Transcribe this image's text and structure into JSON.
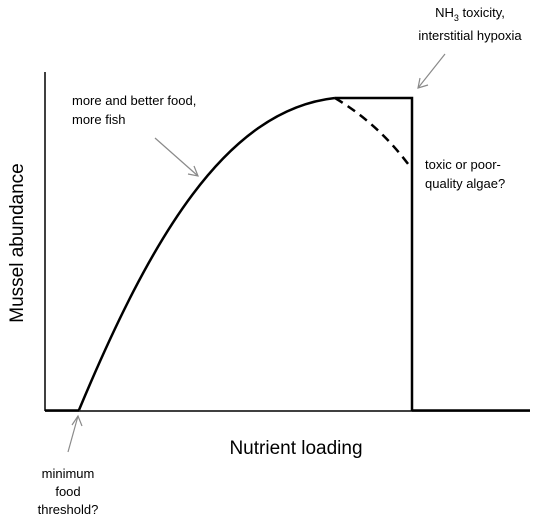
{
  "diagram": {
    "axes": {
      "y_label": "Mussel abundance",
      "x_label": "Nutrient loading"
    },
    "annotations": {
      "nh3": {
        "line1_prefix": "NH",
        "line1_sub": "3",
        "line1_suffix": " toxicity,",
        "line2": "interstitial hypoxia"
      },
      "food": {
        "line1": "more and better food,",
        "line2": "more fish"
      },
      "algae": {
        "line1": "toxic or poor-",
        "line2": "quality algae?"
      },
      "threshold": {
        "line1": "minimum",
        "line2": "food",
        "line3": "threshold?"
      }
    },
    "colors": {
      "ink": "#000000",
      "arrow": "#8a8a8a"
    }
  }
}
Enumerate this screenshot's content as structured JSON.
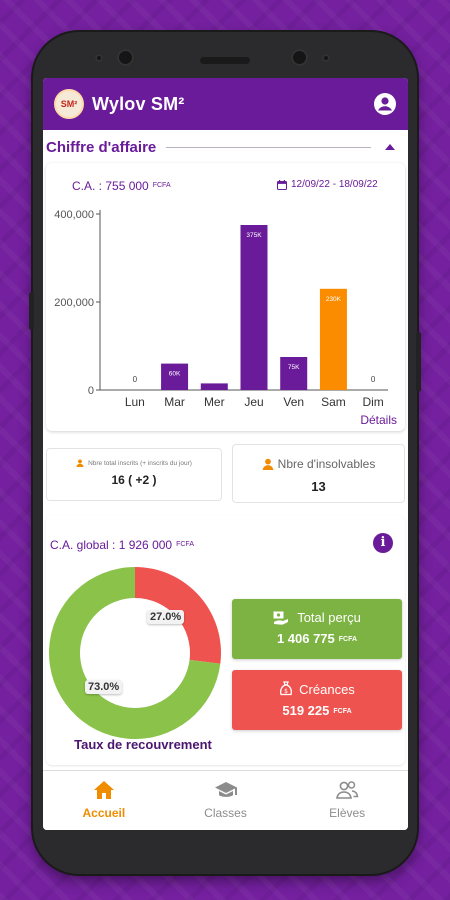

## PROBLEM REQUIREMENTS
Write out again every line above exactly as given; the pictures do not belong in the copy.

## WRITTEN SOLUTION
Transcribe this image's text and structure into JSON.
{
  "diagram": {
    "axes": {
      "y_label": "Mussel abundance",
      "x_label": "Nutrient loading"
    },
    "annotations": {
      "nh3": {
        "line1_prefix": "NH",
        "line1_sub": "3",
        "line1_suffix": " toxicity,",
        "line2": "interstitial hypoxia"
      },
      "food": {
        "line1": "more and better food,",
        "line2": "more fish"
      },
      "algae": {
        "line1": "toxic or poor-",
        "line2": "quality algae?"
      },
      "threshold": {
        "line1": "minimum",
        "line2": "food",
        "line3": "threshold?"
      }
    },
    "colors": {
      "ink": "#000000",
      "arrow": "#8a8a8a"
    }
  }
}
Enumerate this screenshot's content as structured JSON.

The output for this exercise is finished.